From the listing below, extract every line in which the word "дубликации" appears.

>> Start

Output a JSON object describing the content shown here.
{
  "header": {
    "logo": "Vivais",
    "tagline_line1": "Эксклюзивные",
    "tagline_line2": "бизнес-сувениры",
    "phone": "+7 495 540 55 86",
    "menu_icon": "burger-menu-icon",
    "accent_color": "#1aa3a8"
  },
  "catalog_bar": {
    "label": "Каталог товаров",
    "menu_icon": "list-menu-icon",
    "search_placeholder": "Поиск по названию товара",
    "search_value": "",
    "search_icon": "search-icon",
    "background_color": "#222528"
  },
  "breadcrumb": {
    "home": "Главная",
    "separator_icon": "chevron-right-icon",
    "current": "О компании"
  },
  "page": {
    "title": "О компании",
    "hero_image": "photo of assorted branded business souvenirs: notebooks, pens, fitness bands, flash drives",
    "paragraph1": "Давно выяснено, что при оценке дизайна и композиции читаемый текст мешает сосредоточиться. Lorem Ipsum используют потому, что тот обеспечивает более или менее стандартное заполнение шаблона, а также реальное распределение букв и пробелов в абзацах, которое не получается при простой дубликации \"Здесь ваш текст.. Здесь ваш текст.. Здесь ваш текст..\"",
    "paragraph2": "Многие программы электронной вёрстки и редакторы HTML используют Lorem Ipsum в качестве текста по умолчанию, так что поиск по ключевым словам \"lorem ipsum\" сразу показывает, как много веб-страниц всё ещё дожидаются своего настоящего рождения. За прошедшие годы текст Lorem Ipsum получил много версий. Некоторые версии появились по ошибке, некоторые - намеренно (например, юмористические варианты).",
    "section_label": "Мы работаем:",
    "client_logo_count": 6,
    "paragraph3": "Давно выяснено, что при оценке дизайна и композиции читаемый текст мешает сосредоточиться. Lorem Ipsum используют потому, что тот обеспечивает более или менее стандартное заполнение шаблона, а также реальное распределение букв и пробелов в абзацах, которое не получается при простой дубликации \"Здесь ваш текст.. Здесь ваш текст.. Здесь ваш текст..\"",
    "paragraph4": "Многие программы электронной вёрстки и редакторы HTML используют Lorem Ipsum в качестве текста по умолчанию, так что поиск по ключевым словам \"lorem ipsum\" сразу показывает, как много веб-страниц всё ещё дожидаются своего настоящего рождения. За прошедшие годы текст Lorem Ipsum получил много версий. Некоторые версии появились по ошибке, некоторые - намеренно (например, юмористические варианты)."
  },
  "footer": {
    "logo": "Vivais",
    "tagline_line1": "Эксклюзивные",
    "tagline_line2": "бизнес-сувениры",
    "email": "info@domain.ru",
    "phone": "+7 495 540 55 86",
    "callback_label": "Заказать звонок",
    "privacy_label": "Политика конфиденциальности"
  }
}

>> End

**Output for this task:**
    "paragraph1": "Давно выяснено, что при оценке дизайна и композиции читаемый текст мешает сосредоточиться. Lorem Ipsum используют потому, что тот обеспечивает более или менее стандартное заполнение шаблона, а также реальное распределение букв и пробелов в абзацах, которое не получается при простой дубликации \"Здесь ваш текст.. Здесь ваш текст.. Здесь ваш текст..\"",
    "paragraph3": "Давно выяснено, что при оценке дизайна и композиции читаемый текст мешает сосредоточиться. Lorem Ipsum используют потому, что тот обеспечивает более или менее стандартное заполнение шаблона, а также реальное распределение букв и пробелов в абзацах, которое не получается при простой дубликации \"Здесь ваш текст.. Здесь ваш текст.. Здесь ваш текст..\"",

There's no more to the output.